CHALLENGE: Copy the listing verbatim, excluding any images found in it.

Stored data:

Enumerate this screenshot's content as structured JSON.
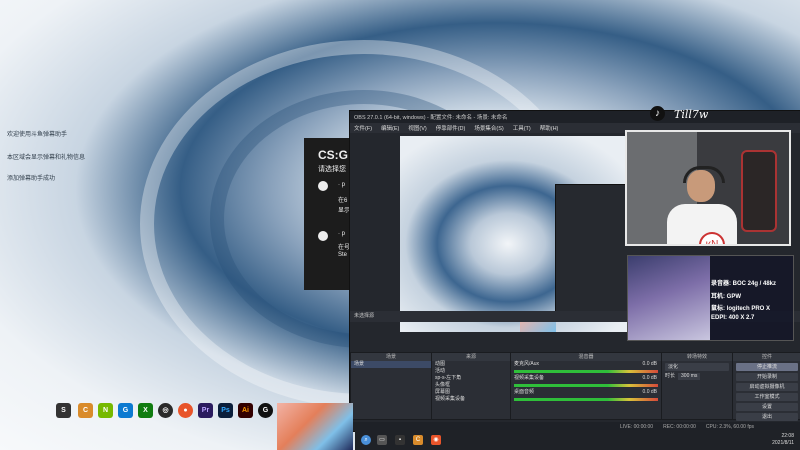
{
  "desktop": {
    "lines": [
      "欢迎使用斗鱼弹幕助手",
      "本区域会显示弹幕和礼物信息",
      "添加弹幕助手成功"
    ]
  },
  "background_dialog": {
    "title": "CS:G",
    "subtitle": "请选择您",
    "option1_line1": "· p",
    "option1_line2": "在6",
    "option1_line3": "显示",
    "option2_line1": "· p",
    "option2_line2": "在号",
    "option2_line3": "Ste"
  },
  "obs": {
    "title": "OBS 27.0.1 (64-bit, windows) - 配置文件: 未命名 - 场景: 未命名",
    "menu": [
      "文件(F)",
      "编辑(E)",
      "视图(V)",
      "停靠部件(D)",
      "场景集合(S)",
      "工具(T)",
      "帮助(H)"
    ],
    "no_source": "未选择源",
    "docks": {
      "scenes": {
        "title": "场景",
        "items": [
          "场景"
        ]
      },
      "sources": {
        "title": "来源",
        "items": [
          "动图",
          "活动",
          "sp-s-左下角",
          "头像框",
          "屏幕图",
          "视频采集设备"
        ]
      },
      "mixer": {
        "title": "混音器",
        "channels": [
          {
            "name": "麦克风/Aux",
            "db": "0.0 dB"
          },
          {
            "name": "视频采集设备",
            "db": "0.0 dB"
          },
          {
            "name": "桌面音频",
            "db": "0.0 dB"
          }
        ]
      },
      "transitions": {
        "title": "转场特效",
        "type": "淡化",
        "duration_label": "时长",
        "duration": "300 ms"
      },
      "controls": {
        "title": "控件",
        "buttons": [
          "停止推流",
          "开始录制",
          "启动虚拟摄像机",
          "工作室模式",
          "设置",
          "退出"
        ]
      }
    },
    "status": {
      "live": "LIVE: 00:00:00",
      "rec": "REC: 00:00:00",
      "cpu": "CPU: 2.3%, 60.00 fps"
    }
  },
  "overlay": {
    "tiktok_name": "Till7w",
    "spec_lines": [
      "录音器: BOC 24g / 48kz",
      "耳机: GPW",
      "鼠标: logitech PRO X",
      "EDPI: 400 X 2.7"
    ]
  },
  "taskbar": {
    "icons": [
      "steam",
      "cs-go",
      "nvidia",
      "g-hub",
      "xbox",
      "obs",
      "record",
      "premiere",
      "photoshop",
      "illustrator",
      "logitech"
    ],
    "clock_time": "22:08",
    "clock_date": "2021/8/11"
  },
  "colors": {
    "obs_bg": "#24272d",
    "obs_panel": "#2b2e35",
    "meter_green": "#2fbf3a",
    "selection": "#3c4a66"
  }
}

THE ANSWER:
Enumerate this screenshot's content as structured JSON.
{
  "desktop": {
    "lines": [
      "欢迎使用斗鱼弹幕助手",
      "本区域会显示弹幕和礼物信息",
      "添加弹幕助手成功"
    ]
  },
  "background_dialog": {
    "title": "CS:G",
    "subtitle": "请选择您",
    "option1_line1": "· p",
    "option1_line2": "在6",
    "option1_line3": "显示",
    "option2_line1": "· p",
    "option2_line2": "在号",
    "option2_line3": "Ste"
  },
  "obs": {
    "title": "OBS 27.0.1 (64-bit, windows) - 配置文件: 未命名 - 场景: 未命名",
    "menu": [
      "文件(F)",
      "编辑(E)",
      "视图(V)",
      "停靠部件(D)",
      "场景集合(S)",
      "工具(T)",
      "帮助(H)"
    ],
    "no_source": "未选择源",
    "docks": {
      "scenes": {
        "title": "场景",
        "items": [
          "场景"
        ]
      },
      "sources": {
        "title": "来源",
        "items": [
          "动图",
          "活动",
          "sp-s-左下角",
          "头像框",
          "屏幕图",
          "视频采集设备"
        ]
      },
      "mixer": {
        "title": "混音器",
        "channels": [
          {
            "name": "麦克风/Aux",
            "db": "0.0 dB"
          },
          {
            "name": "视频采集设备",
            "db": "0.0 dB"
          },
          {
            "name": "桌面音频",
            "db": "0.0 dB"
          }
        ]
      },
      "transitions": {
        "title": "转场特效",
        "type": "淡化",
        "duration_label": "时长",
        "duration": "300 ms"
      },
      "controls": {
        "title": "控件",
        "buttons": [
          "停止推流",
          "开始录制",
          "启动虚拟摄像机",
          "工作室模式",
          "设置",
          "退出"
        ]
      }
    },
    "status": {
      "live": "LIVE: 00:00:00",
      "rec": "REC: 00:00:00",
      "cpu": "CPU: 2.3%, 60.00 fps"
    }
  },
  "overlay": {
    "tiktok_name": "Till7w",
    "spec_lines": [
      "录音器: BOC 24g / 48kz",
      "耳机: GPW",
      "鼠标: logitech PRO X",
      "EDPI: 400 X 2.7"
    ]
  },
  "taskbar": {
    "icons": [
      "steam",
      "cs-go",
      "nvidia",
      "g-hub",
      "xbox",
      "obs",
      "record",
      "premiere",
      "photoshop",
      "illustrator",
      "logitech"
    ],
    "clock_time": "22:08",
    "clock_date": "2021/8/11"
  },
  "colors": {
    "obs_bg": "#24272d",
    "obs_panel": "#2b2e35",
    "meter_green": "#2fbf3a",
    "selection": "#3c4a66"
  }
}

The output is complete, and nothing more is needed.